What is being asked:
Reproduce every line in the listing that contains the word "budget".

Material for the task:
:::::

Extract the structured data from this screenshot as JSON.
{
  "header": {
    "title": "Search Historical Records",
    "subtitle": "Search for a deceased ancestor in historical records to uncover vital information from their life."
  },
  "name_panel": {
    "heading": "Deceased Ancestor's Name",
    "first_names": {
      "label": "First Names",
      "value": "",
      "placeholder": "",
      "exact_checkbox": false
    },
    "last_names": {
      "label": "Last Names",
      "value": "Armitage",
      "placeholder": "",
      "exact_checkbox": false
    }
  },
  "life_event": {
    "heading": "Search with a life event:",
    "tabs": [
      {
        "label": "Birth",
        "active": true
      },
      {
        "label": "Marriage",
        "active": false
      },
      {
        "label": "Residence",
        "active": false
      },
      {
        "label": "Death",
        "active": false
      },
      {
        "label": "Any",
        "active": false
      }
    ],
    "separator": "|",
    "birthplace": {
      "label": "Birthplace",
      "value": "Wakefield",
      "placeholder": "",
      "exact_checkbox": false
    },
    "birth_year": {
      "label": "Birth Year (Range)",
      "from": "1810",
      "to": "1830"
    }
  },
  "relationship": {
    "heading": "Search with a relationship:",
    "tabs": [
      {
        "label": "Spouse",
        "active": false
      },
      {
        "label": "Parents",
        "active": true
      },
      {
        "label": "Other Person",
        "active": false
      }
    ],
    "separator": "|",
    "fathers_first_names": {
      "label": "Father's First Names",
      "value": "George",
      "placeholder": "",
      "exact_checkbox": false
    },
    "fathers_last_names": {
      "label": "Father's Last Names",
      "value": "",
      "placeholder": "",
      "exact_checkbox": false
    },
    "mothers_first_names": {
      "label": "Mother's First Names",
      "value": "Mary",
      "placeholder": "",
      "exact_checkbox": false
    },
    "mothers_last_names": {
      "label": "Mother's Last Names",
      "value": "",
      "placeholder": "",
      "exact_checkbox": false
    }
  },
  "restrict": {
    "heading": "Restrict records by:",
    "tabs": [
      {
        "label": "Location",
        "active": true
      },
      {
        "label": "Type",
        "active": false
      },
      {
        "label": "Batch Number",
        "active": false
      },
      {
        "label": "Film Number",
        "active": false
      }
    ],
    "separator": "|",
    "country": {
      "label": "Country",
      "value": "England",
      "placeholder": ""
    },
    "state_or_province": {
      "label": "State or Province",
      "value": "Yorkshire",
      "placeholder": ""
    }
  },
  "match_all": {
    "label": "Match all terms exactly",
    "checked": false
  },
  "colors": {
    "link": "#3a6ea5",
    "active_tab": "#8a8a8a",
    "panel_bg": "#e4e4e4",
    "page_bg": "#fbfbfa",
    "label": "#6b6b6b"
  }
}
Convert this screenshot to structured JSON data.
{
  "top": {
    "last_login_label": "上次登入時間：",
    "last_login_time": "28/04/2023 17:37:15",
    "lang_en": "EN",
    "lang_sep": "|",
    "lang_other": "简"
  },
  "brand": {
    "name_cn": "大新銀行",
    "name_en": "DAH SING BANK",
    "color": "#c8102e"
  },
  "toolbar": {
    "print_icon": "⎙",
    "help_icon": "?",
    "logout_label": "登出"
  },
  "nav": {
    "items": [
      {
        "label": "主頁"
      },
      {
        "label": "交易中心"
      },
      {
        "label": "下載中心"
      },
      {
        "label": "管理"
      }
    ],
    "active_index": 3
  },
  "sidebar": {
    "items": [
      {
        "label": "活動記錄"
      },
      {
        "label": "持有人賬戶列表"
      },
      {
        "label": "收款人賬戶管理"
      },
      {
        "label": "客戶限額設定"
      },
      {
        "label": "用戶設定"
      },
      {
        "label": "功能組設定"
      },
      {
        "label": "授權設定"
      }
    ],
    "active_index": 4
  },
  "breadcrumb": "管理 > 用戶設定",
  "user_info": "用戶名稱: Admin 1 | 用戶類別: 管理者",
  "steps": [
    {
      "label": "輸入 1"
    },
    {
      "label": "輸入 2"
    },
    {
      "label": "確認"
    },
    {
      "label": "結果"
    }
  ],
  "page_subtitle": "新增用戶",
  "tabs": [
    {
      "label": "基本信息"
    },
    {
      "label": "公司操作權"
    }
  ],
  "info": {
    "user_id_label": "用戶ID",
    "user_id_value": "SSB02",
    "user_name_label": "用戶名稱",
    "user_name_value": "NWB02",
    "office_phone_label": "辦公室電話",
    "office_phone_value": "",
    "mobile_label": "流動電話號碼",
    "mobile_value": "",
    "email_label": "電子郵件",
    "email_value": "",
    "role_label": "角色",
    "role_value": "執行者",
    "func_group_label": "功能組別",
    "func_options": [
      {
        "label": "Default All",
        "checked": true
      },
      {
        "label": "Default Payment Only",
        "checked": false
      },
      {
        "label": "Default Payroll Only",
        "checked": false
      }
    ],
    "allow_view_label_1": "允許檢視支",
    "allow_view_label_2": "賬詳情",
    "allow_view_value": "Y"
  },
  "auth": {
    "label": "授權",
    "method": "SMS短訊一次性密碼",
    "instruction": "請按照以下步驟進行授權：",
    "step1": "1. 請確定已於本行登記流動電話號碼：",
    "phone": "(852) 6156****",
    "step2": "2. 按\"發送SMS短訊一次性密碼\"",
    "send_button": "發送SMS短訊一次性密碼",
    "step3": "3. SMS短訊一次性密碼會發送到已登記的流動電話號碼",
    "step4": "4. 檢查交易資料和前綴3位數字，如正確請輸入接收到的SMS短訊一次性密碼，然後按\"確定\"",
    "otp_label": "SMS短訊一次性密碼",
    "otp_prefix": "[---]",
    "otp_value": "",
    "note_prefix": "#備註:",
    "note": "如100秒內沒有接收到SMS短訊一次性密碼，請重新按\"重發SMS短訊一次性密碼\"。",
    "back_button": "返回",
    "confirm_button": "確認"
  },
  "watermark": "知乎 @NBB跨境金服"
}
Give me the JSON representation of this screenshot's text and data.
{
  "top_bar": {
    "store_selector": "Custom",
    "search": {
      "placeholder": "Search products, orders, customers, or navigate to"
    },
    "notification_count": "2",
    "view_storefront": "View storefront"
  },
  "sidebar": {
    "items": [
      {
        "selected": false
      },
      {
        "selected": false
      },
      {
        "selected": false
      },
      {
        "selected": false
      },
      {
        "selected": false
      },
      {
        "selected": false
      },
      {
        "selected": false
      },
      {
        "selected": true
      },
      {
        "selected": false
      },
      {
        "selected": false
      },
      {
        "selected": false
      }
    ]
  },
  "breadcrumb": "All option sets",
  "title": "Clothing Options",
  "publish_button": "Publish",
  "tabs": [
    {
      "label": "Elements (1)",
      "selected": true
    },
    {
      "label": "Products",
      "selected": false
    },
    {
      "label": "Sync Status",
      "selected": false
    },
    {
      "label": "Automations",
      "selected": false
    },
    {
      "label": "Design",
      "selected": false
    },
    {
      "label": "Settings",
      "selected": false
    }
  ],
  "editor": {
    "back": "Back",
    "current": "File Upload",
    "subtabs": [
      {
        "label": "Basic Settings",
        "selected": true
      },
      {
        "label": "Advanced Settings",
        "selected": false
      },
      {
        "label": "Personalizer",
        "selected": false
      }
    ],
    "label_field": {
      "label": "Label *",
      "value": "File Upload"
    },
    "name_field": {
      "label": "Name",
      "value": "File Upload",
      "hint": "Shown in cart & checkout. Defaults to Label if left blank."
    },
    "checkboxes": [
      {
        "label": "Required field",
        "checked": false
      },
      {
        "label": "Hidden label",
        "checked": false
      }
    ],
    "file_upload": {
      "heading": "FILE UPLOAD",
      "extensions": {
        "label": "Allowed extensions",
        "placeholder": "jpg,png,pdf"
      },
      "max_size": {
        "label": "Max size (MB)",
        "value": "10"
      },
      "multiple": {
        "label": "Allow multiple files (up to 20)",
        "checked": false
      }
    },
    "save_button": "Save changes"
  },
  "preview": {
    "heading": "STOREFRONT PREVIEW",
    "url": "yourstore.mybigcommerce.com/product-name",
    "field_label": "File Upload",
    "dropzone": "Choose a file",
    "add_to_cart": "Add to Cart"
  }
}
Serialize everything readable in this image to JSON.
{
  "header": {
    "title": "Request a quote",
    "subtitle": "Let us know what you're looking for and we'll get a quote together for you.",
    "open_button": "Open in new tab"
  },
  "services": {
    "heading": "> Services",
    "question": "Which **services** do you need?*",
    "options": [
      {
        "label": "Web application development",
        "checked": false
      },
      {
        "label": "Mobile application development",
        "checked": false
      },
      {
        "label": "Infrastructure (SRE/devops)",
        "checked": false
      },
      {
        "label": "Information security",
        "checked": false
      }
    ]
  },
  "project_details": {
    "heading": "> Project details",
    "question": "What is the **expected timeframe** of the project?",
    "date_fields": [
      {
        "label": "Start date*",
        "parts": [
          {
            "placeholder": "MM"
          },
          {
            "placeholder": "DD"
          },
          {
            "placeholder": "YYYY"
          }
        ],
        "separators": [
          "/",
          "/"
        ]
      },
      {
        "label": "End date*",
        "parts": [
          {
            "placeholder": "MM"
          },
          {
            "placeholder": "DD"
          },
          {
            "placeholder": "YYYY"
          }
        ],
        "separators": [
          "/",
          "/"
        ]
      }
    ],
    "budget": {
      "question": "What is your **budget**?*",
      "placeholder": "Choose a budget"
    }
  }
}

:::::

Output for this exercise:
    "budget": {
      "question": "What is your **budget**?*",
      "placeholder": "Choose a budget"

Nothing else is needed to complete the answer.